_Exercise directions_
Reproduce every entry exactly.

_Records for the task_
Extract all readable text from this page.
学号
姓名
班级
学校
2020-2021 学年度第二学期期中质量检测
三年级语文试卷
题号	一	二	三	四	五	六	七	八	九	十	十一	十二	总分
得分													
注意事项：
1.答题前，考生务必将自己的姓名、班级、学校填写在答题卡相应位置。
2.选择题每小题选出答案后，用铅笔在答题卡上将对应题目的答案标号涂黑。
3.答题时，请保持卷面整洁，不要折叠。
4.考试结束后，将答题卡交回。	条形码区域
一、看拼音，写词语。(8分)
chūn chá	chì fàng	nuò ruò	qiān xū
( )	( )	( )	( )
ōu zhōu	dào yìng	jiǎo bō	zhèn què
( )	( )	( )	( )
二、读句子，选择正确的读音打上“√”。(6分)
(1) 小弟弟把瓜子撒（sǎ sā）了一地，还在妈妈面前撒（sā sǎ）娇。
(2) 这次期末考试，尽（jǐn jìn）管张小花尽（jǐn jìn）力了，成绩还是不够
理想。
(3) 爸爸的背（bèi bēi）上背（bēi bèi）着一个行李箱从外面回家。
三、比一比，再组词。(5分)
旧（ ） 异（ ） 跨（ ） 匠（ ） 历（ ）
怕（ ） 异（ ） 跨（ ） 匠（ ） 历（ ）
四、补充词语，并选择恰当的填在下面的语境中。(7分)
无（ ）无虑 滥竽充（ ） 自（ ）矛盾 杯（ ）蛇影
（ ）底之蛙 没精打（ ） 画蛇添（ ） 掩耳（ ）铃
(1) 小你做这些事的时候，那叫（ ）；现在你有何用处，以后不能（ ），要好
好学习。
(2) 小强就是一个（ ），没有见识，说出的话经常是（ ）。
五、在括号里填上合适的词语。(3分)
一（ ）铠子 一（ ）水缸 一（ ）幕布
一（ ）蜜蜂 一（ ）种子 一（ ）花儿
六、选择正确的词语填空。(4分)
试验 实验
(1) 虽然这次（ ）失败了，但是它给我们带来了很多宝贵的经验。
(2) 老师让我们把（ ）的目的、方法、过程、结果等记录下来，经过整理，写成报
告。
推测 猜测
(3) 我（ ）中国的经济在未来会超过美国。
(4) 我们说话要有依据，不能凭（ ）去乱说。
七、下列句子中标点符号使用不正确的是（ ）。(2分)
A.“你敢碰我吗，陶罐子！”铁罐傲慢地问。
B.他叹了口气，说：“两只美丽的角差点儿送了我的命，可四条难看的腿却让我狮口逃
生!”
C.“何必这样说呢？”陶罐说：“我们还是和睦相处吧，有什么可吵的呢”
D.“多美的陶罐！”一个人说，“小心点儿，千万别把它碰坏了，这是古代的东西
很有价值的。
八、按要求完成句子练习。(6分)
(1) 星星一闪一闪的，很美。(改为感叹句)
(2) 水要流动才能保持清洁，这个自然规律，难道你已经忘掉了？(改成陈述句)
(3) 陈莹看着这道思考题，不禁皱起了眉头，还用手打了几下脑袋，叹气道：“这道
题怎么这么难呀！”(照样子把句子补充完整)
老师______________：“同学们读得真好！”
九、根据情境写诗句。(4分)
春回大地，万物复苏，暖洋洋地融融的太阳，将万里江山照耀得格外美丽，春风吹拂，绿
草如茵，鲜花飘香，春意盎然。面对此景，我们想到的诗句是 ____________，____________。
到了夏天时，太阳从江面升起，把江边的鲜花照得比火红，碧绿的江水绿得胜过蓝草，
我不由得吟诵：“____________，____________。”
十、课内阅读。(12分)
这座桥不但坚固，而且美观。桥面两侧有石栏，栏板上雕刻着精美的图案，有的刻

_Task result_
Extract all readable text from this page.
学号
姓名
班级
学校
2020-2021 学年度第二学期期中质量检测
三年级语文试卷
题号	一	二	三	四	五	六	七	八	九	十	十一	十二	总分
得分													
注意事项：
1.答题前，考生务必将自己的姓名、班级、学校填写在答题卡相应位置。
2.选择题每小题选出答案后，用铅笔在答题卡上将对应题目的答案标号涂黑。
3.答题时，请保持卷面整洁，不要折叠。
4.考试结束后，将答题卡交回。	条形码区域
一、看拼音，写词语。(8分)
chūn chá	chì fàng	nuò ruò	qiān xū
( )	( )	( )	( )
ōu zhōu	dào yìng	jiǎo bō	zhèn què
( )	( )	( )	( )
二、读句子，选择正确的读音打上“√”。(6分)
(1) 小弟弟把瓜子撒（sǎ sā）了一地，还在妈妈面前撒（sā sǎ）娇。
(2) 这次期末考试，尽（jǐn jìn）管张小花尽（jǐn jìn）力了，成绩还是不够
理想。
(3) 爸爸的背（bèi bēi）上背（bēi bèi）着一个行李箱从外面回家。
三、比一比，再组词。(5分)
旧（ ） 异（ ） 跨（ ） 匠（ ） 历（ ）
怕（ ） 异（ ） 跨（ ） 匠（ ） 历（ ）
四、补充词语，并选择恰当的填在下面的语境中。(7分)
无（ ）无虑 滥竽充（ ） 自（ ）矛盾 杯（ ）蛇影
（ ）底之蛙 没精打（ ） 画蛇添（ ） 掩耳（ ）铃
(1) 小你做这些事的时候，那叫（ ）；现在你有何用处，以后不能（ ），要好
好学习。
(2) 小强就是一个（ ），没有见识，说出的话经常是（ ）。
五、在括号里填上合适的词语。(3分)
一（ ）铠子 一（ ）水缸 一（ ）幕布
一（ ）蜜蜂 一（ ）种子 一（ ）花儿
六、选择正确的词语填空。(4分)
试验 实验
(1) 虽然这次（ ）失败了，但是它给我们带来了很多宝贵的经验。
(2) 老师让我们把（ ）的目的、方法、过程、结果等记录下来，经过整理，写成报
告。
推测 猜测
(3) 我（ ）中国的经济在未来会超过美国。
(4) 我们说话要有依据，不能凭（ ）去乱说。
七、下列句子中标点符号使用不正确的是（ ）。(2分)
A.“你敢碰我吗，陶罐子！”铁罐傲慢地问。
B.他叹了口气，说：“两只美丽的角差点儿送了我的命，可四条难看的腿却让我狮口逃
生!”
C.“何必这样说呢？”陶罐说：“我们还是和睦相处吧，有什么可吵的呢”
D.“多美的陶罐！”一个人说，“小心点儿，千万别把它碰坏了，这是古代的东西
很有价值的。
八、按要求完成句子练习。(6分)
(1) 星星一闪一闪的，很美。(改为感叹句)
(2) 水要流动才能保持清洁，这个自然规律，难道你已经忘掉了？(改成陈述句)
(3) 陈莹看着这道思考题，不禁皱起了眉头，还用手打了几下脑袋，叹气道：“这道
题怎么这么难呀！”(照样子把句子补充完整)
老师______________：“同学们读得真好！”
九、根据情境写诗句。(4分)
春回大地，万物复苏，暖洋洋地融融的太阳，将万里江山照耀得格外美丽，春风吹拂，绿
草如茵，鲜花飘香，春意盎然。面对此景，我们想到的诗句是 ____________，____________。
到了夏天时，太阳从江面升起，把江边的鲜花照得比火红，碧绿的江水绿得胜过蓝草，
我不由得吟诵：“____________，____________。”
十、课内阅读。(12分)
这座桥不但坚固，而且美观。桥面两侧有石栏，栏板上雕刻着精美的图案，有的刻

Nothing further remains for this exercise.